Stored data:
· · · · ·

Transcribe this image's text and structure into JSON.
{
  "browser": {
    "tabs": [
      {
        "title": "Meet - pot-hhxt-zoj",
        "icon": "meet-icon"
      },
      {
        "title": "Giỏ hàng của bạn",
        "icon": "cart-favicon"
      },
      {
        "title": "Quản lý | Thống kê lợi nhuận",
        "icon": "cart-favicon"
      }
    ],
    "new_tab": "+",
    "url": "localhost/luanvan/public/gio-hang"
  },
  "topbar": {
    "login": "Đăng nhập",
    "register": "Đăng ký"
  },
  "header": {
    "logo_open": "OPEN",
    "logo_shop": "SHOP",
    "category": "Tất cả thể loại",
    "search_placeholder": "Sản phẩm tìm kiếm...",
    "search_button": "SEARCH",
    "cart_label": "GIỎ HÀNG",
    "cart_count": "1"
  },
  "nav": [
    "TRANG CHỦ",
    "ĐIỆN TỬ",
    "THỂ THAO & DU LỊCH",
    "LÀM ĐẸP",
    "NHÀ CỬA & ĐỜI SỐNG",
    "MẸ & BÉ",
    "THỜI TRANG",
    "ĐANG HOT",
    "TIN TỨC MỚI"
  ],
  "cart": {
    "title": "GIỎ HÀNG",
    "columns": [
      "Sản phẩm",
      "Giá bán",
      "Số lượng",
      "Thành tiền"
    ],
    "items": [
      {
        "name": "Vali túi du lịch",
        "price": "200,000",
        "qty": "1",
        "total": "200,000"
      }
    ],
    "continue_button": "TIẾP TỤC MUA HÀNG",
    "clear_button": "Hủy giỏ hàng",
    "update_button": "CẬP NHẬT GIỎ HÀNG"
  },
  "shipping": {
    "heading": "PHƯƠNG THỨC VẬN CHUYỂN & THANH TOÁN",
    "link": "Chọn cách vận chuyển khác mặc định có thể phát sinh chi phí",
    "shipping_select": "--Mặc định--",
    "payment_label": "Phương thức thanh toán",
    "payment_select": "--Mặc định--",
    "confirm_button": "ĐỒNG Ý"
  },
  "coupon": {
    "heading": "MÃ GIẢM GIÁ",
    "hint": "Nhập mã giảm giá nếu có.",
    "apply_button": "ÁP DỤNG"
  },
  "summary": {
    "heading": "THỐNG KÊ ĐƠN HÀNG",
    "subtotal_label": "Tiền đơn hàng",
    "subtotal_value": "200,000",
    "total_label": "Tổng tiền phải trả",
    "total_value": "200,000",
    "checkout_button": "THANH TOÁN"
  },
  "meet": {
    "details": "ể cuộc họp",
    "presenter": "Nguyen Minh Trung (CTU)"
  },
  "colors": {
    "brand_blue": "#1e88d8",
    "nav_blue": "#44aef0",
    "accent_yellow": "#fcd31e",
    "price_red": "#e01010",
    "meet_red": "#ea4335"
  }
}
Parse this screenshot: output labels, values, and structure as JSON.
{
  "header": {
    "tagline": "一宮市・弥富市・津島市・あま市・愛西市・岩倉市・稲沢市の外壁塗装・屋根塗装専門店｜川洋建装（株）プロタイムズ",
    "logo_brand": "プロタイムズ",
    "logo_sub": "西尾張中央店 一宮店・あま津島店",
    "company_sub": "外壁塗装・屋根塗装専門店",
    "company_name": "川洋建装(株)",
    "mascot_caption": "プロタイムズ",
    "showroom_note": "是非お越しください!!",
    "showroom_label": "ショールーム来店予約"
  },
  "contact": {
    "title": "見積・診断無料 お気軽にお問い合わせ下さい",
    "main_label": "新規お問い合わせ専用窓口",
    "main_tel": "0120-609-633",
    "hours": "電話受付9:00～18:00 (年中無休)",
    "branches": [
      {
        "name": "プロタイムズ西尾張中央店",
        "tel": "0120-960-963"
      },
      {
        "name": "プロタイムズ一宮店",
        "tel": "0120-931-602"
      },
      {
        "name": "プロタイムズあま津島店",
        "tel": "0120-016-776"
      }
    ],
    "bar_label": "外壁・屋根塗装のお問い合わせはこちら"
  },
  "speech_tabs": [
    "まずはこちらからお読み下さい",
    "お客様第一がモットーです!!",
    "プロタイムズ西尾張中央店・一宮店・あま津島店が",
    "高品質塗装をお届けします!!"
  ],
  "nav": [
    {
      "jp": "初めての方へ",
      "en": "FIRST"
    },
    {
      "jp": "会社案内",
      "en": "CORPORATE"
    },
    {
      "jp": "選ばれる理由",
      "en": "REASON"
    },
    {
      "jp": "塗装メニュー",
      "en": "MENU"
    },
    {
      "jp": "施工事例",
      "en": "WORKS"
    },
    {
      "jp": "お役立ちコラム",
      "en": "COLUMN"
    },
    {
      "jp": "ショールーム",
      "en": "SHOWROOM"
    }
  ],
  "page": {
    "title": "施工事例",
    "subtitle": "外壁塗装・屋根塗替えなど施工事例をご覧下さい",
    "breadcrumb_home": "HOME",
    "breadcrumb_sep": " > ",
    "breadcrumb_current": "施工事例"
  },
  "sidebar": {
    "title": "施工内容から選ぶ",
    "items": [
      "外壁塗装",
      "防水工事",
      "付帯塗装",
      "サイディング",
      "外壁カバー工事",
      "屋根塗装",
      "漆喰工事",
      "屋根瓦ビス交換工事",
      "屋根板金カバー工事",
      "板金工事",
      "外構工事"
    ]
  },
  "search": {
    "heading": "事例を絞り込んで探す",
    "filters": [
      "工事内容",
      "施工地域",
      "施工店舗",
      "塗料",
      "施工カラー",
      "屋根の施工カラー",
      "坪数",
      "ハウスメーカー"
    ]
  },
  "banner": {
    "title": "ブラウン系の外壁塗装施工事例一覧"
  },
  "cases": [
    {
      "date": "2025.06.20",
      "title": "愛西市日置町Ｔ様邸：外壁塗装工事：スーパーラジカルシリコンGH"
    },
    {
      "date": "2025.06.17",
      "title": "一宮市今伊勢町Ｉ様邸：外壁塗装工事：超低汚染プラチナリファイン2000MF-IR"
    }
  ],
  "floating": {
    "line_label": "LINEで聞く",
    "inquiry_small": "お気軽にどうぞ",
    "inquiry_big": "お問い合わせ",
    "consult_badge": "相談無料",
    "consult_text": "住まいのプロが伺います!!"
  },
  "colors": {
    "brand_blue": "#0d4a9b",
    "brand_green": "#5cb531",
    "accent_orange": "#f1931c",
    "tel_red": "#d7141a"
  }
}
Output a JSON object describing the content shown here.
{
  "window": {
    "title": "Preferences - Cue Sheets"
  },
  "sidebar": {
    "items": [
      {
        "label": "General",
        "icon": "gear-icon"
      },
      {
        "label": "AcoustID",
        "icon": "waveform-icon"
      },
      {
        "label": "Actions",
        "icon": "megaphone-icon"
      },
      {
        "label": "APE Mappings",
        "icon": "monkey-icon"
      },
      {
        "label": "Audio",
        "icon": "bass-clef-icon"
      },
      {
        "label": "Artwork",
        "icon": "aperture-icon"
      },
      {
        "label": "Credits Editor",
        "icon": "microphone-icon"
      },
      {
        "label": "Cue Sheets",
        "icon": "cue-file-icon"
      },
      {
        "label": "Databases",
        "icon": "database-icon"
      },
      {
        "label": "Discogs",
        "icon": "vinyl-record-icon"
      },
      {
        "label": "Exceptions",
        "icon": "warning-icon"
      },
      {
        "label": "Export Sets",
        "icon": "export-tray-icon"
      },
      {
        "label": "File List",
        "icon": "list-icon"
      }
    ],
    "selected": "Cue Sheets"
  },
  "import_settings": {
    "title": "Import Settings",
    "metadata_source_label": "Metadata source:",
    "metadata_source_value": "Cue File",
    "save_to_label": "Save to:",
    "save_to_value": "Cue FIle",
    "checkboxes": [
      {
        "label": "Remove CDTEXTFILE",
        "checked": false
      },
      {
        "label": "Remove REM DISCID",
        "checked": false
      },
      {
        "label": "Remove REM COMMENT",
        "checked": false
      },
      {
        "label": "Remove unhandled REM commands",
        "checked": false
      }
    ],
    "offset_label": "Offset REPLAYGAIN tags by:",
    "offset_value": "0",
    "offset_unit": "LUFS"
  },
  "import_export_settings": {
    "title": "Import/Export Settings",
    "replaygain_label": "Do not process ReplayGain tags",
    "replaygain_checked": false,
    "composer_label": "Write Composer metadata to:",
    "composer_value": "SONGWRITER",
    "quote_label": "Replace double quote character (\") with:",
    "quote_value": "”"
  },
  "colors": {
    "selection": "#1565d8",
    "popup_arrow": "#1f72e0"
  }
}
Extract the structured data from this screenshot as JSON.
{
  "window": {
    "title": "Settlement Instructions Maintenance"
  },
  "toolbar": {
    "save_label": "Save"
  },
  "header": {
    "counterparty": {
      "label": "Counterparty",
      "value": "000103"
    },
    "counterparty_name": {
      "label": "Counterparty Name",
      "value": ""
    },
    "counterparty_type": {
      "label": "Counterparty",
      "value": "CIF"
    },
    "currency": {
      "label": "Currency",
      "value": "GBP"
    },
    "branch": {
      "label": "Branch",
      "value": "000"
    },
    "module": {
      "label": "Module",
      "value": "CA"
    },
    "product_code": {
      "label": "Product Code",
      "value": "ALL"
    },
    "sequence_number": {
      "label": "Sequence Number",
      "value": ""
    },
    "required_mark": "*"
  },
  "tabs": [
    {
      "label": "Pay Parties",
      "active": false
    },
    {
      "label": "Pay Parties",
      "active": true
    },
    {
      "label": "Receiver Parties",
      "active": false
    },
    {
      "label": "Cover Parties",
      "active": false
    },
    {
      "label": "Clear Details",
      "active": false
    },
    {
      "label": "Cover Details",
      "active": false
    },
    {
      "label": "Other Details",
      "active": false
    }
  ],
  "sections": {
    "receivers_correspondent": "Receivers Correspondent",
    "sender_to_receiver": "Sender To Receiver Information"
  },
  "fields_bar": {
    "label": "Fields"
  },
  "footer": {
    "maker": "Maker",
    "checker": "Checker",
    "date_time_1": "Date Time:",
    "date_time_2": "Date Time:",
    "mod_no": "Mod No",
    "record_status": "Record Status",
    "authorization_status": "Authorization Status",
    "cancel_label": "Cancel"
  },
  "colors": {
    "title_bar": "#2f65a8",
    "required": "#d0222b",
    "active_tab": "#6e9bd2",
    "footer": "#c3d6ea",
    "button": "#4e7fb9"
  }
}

· · · · ·

Task to complete: Copy each line from the data above that includes "Remove".

Reply to the task:
        "label": "Remove CDTEXTFILE",
        "label": "Remove REM DISCID",
        "label": "Remove REM COMMENT",
        "label": "Remove unhandled REM commands",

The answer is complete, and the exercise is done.